» **Problem statement**: Write every record out again exactly as given.

# START OF Extracted entries

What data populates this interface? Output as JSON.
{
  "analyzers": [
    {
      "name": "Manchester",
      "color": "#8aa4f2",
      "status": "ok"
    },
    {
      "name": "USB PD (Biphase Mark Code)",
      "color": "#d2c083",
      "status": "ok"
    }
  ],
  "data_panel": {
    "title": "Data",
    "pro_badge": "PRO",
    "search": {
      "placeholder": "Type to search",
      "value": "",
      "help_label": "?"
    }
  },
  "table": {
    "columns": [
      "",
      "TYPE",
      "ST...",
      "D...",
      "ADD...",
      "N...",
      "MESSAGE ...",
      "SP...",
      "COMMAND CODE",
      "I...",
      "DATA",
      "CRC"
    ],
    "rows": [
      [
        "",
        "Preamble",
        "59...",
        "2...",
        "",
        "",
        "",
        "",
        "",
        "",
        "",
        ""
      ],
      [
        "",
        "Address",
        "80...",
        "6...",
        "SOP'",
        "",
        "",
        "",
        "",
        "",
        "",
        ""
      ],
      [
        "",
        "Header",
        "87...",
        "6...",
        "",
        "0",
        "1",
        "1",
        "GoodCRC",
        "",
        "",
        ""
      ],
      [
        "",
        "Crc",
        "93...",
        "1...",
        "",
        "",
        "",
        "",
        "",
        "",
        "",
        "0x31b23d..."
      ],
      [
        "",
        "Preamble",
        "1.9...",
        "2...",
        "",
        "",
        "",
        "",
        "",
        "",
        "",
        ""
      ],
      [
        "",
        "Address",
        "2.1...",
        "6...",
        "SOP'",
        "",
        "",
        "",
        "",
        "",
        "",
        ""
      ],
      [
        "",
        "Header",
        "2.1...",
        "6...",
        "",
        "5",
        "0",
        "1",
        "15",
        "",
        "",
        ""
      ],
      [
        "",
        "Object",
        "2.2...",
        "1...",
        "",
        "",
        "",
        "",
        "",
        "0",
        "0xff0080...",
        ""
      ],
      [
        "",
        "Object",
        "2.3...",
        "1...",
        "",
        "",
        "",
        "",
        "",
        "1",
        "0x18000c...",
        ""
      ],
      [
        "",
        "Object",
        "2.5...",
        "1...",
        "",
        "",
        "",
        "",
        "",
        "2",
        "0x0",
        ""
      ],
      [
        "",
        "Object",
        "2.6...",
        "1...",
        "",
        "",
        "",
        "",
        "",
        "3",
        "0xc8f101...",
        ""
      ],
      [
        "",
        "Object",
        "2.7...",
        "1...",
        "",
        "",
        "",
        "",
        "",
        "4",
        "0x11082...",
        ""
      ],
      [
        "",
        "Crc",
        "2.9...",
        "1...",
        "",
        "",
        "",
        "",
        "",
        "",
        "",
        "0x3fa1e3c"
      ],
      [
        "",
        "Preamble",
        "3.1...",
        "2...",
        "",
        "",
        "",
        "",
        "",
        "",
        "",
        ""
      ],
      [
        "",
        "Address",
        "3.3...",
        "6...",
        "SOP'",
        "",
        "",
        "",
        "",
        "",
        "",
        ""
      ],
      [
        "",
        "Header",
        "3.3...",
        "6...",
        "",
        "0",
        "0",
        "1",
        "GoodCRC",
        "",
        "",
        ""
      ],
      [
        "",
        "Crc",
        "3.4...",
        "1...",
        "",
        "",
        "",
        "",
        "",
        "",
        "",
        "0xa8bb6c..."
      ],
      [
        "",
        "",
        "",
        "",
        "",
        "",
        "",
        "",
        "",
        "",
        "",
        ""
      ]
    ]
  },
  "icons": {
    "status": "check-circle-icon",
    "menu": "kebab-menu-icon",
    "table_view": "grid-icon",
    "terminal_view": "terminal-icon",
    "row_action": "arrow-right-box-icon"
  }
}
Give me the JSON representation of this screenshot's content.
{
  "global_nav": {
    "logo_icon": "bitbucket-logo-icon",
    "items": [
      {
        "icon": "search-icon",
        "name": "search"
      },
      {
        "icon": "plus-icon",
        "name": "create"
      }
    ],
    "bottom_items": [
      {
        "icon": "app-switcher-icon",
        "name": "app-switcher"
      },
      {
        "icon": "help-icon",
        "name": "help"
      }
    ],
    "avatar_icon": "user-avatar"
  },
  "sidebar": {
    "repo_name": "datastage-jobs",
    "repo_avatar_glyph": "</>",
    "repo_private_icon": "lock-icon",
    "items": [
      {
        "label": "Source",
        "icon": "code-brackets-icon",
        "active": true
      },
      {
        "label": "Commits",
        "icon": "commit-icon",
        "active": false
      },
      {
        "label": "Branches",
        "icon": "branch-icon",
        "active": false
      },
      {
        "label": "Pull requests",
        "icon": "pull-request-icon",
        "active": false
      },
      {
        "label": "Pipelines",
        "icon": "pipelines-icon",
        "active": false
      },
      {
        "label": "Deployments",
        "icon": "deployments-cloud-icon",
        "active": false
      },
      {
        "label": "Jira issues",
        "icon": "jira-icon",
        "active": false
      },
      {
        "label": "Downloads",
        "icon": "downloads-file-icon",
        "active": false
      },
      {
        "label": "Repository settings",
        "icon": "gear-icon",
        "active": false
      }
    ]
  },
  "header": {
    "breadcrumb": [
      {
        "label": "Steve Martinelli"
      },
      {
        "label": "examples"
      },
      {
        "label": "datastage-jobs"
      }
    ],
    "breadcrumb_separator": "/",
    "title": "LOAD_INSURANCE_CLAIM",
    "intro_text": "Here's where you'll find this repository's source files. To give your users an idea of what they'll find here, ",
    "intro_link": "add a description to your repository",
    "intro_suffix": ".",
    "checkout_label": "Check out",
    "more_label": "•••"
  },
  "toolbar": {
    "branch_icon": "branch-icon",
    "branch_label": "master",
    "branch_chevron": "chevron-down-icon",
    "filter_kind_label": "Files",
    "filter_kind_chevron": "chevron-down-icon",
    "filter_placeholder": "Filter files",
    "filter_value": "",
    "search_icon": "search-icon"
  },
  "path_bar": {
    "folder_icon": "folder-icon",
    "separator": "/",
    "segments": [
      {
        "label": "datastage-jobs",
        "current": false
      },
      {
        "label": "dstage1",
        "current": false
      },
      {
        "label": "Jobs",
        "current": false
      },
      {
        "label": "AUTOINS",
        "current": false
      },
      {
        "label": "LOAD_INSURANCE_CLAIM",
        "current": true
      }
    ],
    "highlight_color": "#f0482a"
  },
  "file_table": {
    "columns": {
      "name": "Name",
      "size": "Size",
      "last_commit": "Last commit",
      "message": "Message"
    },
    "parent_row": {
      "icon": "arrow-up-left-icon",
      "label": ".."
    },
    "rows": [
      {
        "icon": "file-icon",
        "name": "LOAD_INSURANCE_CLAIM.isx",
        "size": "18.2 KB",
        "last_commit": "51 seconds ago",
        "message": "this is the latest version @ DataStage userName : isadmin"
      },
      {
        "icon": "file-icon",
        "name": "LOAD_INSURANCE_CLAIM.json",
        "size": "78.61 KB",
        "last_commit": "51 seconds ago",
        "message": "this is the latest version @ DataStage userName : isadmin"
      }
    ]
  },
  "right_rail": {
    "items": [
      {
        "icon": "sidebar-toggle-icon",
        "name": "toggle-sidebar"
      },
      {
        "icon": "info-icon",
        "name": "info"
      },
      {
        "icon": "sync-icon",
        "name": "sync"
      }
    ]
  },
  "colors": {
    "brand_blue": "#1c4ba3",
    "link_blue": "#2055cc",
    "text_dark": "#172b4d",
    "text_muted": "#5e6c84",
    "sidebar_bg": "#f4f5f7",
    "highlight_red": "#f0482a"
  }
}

# END OF Extracted entries

» **Complete output**:
What data populates this interface? Output as JSON.
{
  "analyzers": [
    {
      "name": "Manchester",
      "color": "#8aa4f2",
      "status": "ok"
    },
    {
      "name": "USB PD (Biphase Mark Code)",
      "color": "#d2c083",
      "status": "ok"
    }
  ],
  "data_panel": {
    "title": "Data",
    "pro_badge": "PRO",
    "search": {
      "placeholder": "Type to search",
      "value": "",
      "help_label": "?"
    }
  },
  "table": {
    "columns": [
      "",
      "TYPE",
      "ST...",
      "D...",
      "ADD...",
      "N...",
      "MESSAGE ...",
      "SP...",
      "COMMAND CODE",
      "I...",
      "DATA",
      "CRC"
    ],
    "rows": [
      [
        "",
        "Preamble",
        "59...",
        "2...",
        "",
        "",
        "",
        "",
        "",
        "",
        "",
        ""
      ],
      [
        "",
        "Address",
        "80...",
        "6...",
        "SOP'",
        "",
        "",
        "",
        "",
        "",
        "",
        ""
      ],
      [
        "",
        "Header",
        "87...",
        "6...",
        "",
        "0",
        "1",
        "1",
        "GoodCRC",
        "",
        "",
        ""
      ],
      [
        "",
        "Crc",
        "93...",
        "1...",
        "",
        "",
        "",
        "",
        "",
        "",
        "",
        "0x31b23d..."
      ],
      [
        "",
        "Preamble",
        "1.9...",
        "2...",
        "",
        "",
        "",
        "",
        "",
        "",
        "",
        ""
      ],
      [
        "",
        "Address",
        "2.1...",
        "6...",
        "SOP'",
        "",
        "",
        "",
        "",
        "",
        "",
        ""
      ],
      [
        "",
        "Header",
        "2.1...",
        "6...",
        "",
        "5",
        "0",
        "1",
        "15",
        "",
        "",
        ""
      ],
      [
        "",
        "Object",
        "2.2...",
        "1...",
        "",
        "",
        "",
        "",
        "",
        "0",
        "0xff0080...",
        ""
      ],
      [
        "",
        "Object",
        "2.3...",
        "1...",
        "",
        "",
        "",
        "",
        "",
        "1",
        "0x18000c...",
        ""
      ],
      [
        "",
        "Object",
        "2.5...",
        "1...",
        "",
        "",
        "",
        "",
        "",
        "2",
        "0x0",
        ""
      ],
      [
        "",
        "Object",
        "2.6...",
        "1...",
        "",
        "",
        "",
        "",
        "",
        "3",
        "0xc8f101...",
        ""
      ],
      [
        "",
        "Object",
        "2.7...",
        "1...",
        "",
        "",
        "",
        "",
        "",
        "4",
        "0x11082...",
        ""
      ],
      [
        "",
        "Crc",
        "2.9...",
        "1...",
        "",
        "",
        "",
        "",
        "",
        "",
        "",
        "0x3fa1e3c"
      ],
      [
        "",
        "Preamble",
        "3.1...",
        "2...",
        "",
        "",
        "",
        "",
        "",
        "",
        "",
        ""
      ],
      [
        "",
        "Address",
        "3.3...",
        "6...",
        "SOP'",
        "",
        "",
        "",
        "",
        "",
        "",
        ""
      ],
      [
        "",
        "Header",
        "3.3...",
        "6...",
        "",
        "0",
        "0",
        "1",
        "GoodCRC",
        "",
        "",
        ""
      ],
      [
        "",
        "Crc",
        "3.4...",
        "1...",
        "",
        "",
        "",
        "",
        "",
        "",
        "",
        "0xa8bb6c..."
      ],
      [
        "",
        "",
        "",
        "",
        "",
        "",
        "",
        "",
        "",
        "",
        "",
        ""
      ]
    ]
  },
  "icons": {
    "status": "check-circle-icon",
    "menu": "kebab-menu-icon",
    "table_view": "grid-icon",
    "terminal_view": "terminal-icon",
    "row_action": "arrow-right-box-icon"
  }
}
Give me the JSON representation of this screenshot's content.
{
  "global_nav": {
    "logo_icon": "bitbucket-logo-icon",
    "items": [
      {
        "icon": "search-icon",
        "name": "search"
      },
      {
        "icon": "plus-icon",
        "name": "create"
      }
    ],
    "bottom_items": [
      {
        "icon": "app-switcher-icon",
        "name": "app-switcher"
      },
      {
        "icon": "help-icon",
        "name": "help"
      }
    ],
    "avatar_icon": "user-avatar"
  },
  "sidebar": {
    "repo_name": "datastage-jobs",
    "repo_avatar_glyph": "</>",
    "repo_private_icon": "lock-icon",
    "items": [
      {
        "label": "Source",
        "icon": "code-brackets-icon",
        "active": true
      },
      {
        "label": "Commits",
        "icon": "commit-icon",
        "active": false
      },
      {
        "label": "Branches",
        "icon": "branch-icon",
        "active": false
      },
      {
        "label": "Pull requests",
        "icon": "pull-request-icon",
        "active": false
      },
      {
        "label": "Pipelines",
        "icon": "pipelines-icon",
        "active": false
      },
      {
        "label": "Deployments",
        "icon": "deployments-cloud-icon",
        "active": false
      },
      {
        "label": "Jira issues",
        "icon": "jira-icon",
        "active": false
      },
      {
        "label": "Downloads",
        "icon": "downloads-file-icon",
        "active": false
      },
      {
        "label": "Repository settings",
        "icon": "gear-icon",
        "active": false
      }
    ]
  },
  "header": {
    "breadcrumb": [
      {
        "label": "Steve Martinelli"
      },
      {
        "label": "examples"
      },
      {
        "label": "datastage-jobs"
      }
    ],
    "breadcrumb_separator": "/",
    "title": "LOAD_INSURANCE_CLAIM",
    "intro_text": "Here's where you'll find this repository's source files. To give your users an idea of what they'll find here, ",
    "intro_link": "add a description to your repository",
    "intro_suffix": ".",
    "checkout_label": "Check out",
    "more_label": "•••"
  },
  "toolbar": {
    "branch_icon": "branch-icon",
    "branch_label": "master",
    "branch_chevron": "chevron-down-icon",
    "filter_kind_label": "Files",
    "filter_kind_chevron": "chevron-down-icon",
    "filter_placeholder": "Filter files",
    "filter_value": "",
    "search_icon": "search-icon"
  },
  "path_bar": {
    "folder_icon": "folder-icon",
    "separator": "/",
    "segments": [
      {
        "label": "datastage-jobs",
        "current": false
      },
      {
        "label": "dstage1",
        "current": false
      },
      {
        "label": "Jobs",
        "current": false
      },
      {
        "label": "AUTOINS",
        "current": false
      },
      {
        "label": "LOAD_INSURANCE_CLAIM",
        "current": true
      }
    ],
    "highlight_color": "#f0482a"
  },
  "file_table": {
    "columns": {
      "name": "Name",
      "size": "Size",
      "last_commit": "Last commit",
      "message": "Message"
    },
    "parent_row": {
      "icon": "arrow-up-left-icon",
      "label": ".."
    },
    "rows": [
      {
        "icon": "file-icon",
        "name": "LOAD_INSURANCE_CLAIM.isx",
        "size": "18.2 KB",
        "last_commit": "51 seconds ago",
        "message": "this is the latest version @ DataStage userName : isadmin"
      },
      {
        "icon": "file-icon",
        "name": "LOAD_INSURANCE_CLAIM.json",
        "size": "78.61 KB",
        "last_commit": "51 seconds ago",
        "message": "this is the latest version @ DataStage userName : isadmin"
      }
    ]
  },
  "right_rail": {
    "items": [
      {
        "icon": "sidebar-toggle-icon",
        "name": "toggle-sidebar"
      },
      {
        "icon": "info-icon",
        "name": "info"
      },
      {
        "icon": "sync-icon",
        "name": "sync"
      }
    ]
  },
  "colors": {
    "brand_blue": "#1c4ba3",
    "link_blue": "#2055cc",
    "text_dark": "#172b4d",
    "text_muted": "#5e6c84",
    "sidebar_bg": "#f4f5f7",
    "highlight_red": "#f0482a"
  }
}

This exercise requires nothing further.